* What to do *
Without the pictures, return all of the material exactly as written.

Stored records
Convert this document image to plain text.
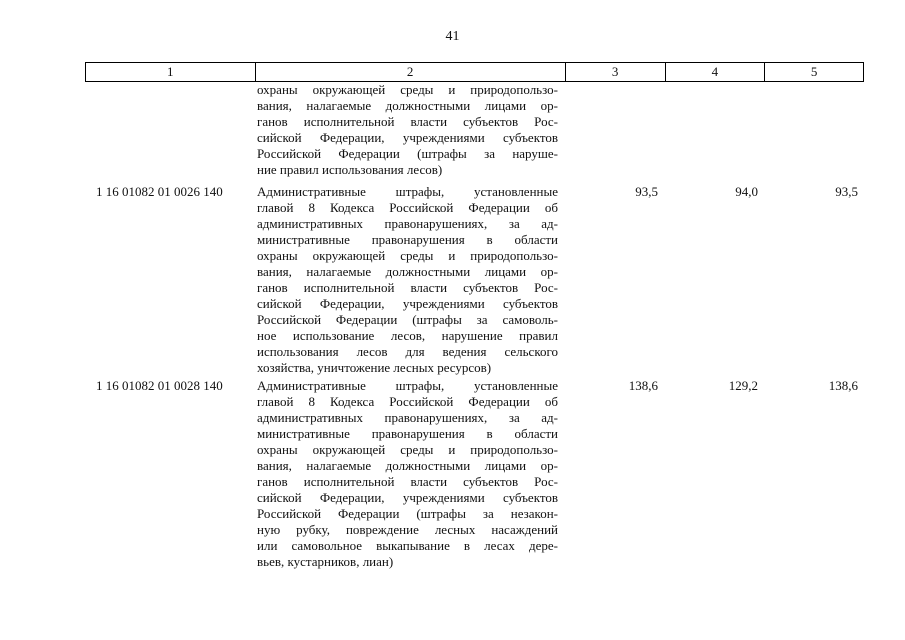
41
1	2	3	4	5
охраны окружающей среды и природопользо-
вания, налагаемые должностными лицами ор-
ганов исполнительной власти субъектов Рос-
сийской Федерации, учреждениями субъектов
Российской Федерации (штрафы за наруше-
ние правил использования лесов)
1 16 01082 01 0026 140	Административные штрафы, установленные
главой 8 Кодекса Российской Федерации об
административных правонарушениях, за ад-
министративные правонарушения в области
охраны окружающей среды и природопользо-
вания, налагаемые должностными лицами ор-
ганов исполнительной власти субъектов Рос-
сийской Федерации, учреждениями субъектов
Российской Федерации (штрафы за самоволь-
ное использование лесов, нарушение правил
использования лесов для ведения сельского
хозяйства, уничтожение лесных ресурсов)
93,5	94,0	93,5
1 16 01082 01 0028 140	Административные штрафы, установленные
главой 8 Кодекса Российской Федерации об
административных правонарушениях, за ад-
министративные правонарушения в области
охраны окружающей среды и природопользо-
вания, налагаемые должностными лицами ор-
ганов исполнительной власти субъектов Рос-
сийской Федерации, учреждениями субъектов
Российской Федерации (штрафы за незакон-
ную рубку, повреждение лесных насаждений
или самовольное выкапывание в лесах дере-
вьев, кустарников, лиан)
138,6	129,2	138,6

* Answer to this task *
Convert this document image to plain text.
41
1	2	3	4	5
охраны окружающей среды и природопользо-
вания, налагаемые должностными лицами ор-
ганов исполнительной власти субъектов Рос-
сийской Федерации, учреждениями субъектов
Российской Федерации (штрафы за наруше-
ние правил использования лесов)
1 16 01082 01 0026 140	Административные штрафы, установленные
главой 8 Кодекса Российской Федерации об
административных правонарушениях, за ад-
министративные правонарушения в области
охраны окружающей среды и природопользо-
вания, налагаемые должностными лицами ор-
ганов исполнительной власти субъектов Рос-
сийской Федерации, учреждениями субъектов
Российской Федерации (штрафы за самоволь-
ное использование лесов, нарушение правил
использования лесов для ведения сельского
хозяйства, уничтожение лесных ресурсов)
93,5	94,0	93,5
1 16 01082 01 0028 140	Административные штрафы, установленные
главой 8 Кодекса Российской Федерации об
административных правонарушениях, за ад-
министративные правонарушения в области
охраны окружающей среды и природопользо-
вания, налагаемые должностными лицами ор-
ганов исполнительной власти субъектов Рос-
сийской Федерации, учреждениями субъектов
Российской Федерации (штрафы за незакон-
ную рубку, повреждение лесных насаждений
или самовольное выкапывание в лесах дере-
вьев, кустарников, лиан)
138,6	129,2	138,6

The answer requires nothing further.